**DATA PROVIDED**:

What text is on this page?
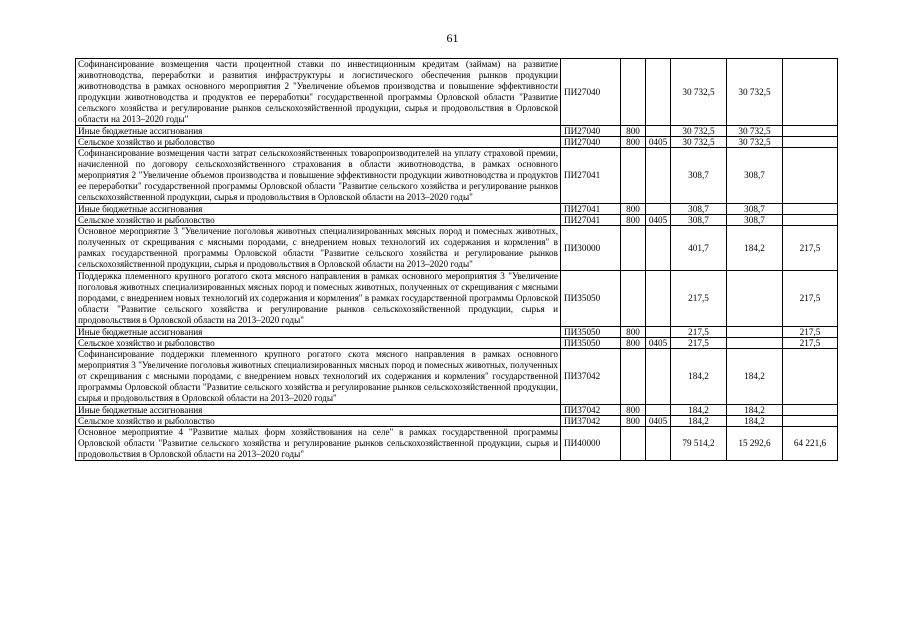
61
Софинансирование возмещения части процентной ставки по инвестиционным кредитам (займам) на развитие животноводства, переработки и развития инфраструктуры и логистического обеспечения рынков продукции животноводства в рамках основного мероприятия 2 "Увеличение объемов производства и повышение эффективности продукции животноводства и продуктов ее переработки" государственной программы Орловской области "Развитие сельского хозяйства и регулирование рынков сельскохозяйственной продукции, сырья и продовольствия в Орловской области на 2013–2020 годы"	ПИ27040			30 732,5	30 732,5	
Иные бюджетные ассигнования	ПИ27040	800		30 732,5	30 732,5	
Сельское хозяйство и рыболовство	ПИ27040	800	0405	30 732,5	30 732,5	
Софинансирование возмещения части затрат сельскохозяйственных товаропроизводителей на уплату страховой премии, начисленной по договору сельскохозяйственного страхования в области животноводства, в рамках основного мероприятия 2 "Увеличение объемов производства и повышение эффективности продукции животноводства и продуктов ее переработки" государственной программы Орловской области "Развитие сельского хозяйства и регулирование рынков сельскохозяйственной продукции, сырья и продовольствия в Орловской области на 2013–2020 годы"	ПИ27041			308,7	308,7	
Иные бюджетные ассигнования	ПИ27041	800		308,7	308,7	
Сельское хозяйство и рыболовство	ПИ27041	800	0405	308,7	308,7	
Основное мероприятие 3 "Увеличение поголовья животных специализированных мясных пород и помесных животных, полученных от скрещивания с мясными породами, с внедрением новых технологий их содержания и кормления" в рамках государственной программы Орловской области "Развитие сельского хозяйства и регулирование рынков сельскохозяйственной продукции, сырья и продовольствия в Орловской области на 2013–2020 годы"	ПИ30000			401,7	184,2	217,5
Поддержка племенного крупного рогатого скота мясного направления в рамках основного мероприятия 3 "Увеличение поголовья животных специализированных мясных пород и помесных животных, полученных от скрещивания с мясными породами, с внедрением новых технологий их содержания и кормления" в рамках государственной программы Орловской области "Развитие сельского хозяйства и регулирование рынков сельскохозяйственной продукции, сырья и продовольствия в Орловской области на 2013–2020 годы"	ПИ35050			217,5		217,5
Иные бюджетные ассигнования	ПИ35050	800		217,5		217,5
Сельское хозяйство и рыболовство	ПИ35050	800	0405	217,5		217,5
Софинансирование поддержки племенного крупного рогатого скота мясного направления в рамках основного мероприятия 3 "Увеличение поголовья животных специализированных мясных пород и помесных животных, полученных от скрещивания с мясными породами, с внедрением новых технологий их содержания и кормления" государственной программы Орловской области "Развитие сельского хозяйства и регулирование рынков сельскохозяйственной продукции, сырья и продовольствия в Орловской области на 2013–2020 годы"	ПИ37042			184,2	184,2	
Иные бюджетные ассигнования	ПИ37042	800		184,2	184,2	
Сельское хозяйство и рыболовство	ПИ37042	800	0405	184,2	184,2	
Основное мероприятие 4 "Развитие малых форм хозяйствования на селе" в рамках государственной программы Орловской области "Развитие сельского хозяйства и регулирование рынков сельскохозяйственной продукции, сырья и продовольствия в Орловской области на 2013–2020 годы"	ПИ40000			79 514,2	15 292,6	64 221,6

==

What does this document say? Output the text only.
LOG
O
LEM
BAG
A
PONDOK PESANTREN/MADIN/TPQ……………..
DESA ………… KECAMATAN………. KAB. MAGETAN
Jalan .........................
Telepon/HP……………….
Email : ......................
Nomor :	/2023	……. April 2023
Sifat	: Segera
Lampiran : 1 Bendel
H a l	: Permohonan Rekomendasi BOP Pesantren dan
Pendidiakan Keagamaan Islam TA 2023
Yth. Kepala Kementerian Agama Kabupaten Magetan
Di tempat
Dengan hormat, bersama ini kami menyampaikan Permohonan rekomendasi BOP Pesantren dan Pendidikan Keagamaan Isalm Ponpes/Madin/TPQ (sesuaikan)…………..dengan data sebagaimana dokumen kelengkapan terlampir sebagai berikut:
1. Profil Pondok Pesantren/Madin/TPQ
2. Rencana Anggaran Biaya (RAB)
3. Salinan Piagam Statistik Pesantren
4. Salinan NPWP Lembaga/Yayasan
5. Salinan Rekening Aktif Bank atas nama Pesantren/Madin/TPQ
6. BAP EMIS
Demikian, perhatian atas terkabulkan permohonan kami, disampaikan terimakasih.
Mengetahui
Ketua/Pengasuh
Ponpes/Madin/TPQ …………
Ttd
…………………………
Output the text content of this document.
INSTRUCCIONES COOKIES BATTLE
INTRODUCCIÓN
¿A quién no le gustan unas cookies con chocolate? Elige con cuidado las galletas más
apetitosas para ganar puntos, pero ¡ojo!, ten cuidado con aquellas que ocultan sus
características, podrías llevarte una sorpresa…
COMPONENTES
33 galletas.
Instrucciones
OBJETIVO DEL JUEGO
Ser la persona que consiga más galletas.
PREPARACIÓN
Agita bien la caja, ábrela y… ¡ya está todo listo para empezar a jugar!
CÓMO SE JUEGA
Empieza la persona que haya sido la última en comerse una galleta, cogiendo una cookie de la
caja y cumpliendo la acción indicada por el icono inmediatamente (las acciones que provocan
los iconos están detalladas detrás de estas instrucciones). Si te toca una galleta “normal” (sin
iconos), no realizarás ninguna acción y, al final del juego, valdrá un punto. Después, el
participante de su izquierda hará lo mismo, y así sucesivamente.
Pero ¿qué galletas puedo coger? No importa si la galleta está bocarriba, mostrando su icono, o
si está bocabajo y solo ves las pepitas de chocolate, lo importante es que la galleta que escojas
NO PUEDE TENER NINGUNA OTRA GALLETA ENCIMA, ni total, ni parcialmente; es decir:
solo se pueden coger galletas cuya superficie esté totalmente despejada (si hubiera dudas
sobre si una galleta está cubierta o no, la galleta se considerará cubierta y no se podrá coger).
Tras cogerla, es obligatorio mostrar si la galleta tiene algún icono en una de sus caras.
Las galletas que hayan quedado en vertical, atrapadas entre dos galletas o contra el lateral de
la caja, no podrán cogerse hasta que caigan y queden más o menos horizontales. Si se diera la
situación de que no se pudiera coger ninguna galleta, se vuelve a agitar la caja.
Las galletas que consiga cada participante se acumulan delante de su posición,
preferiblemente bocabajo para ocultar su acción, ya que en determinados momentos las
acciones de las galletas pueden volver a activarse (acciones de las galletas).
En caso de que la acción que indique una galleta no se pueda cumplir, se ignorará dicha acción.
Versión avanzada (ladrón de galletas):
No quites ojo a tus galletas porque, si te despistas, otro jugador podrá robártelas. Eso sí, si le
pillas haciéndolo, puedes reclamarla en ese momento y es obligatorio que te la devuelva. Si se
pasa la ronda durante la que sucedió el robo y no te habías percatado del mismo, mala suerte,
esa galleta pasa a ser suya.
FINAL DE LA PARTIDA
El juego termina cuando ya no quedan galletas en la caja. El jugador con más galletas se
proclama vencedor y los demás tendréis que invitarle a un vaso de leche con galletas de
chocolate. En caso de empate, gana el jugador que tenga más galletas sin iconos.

**JOB**: Go over the records above and tally the lines with the word "consiga" in them. Give the number alone.

**TASK OUTPUT**: 2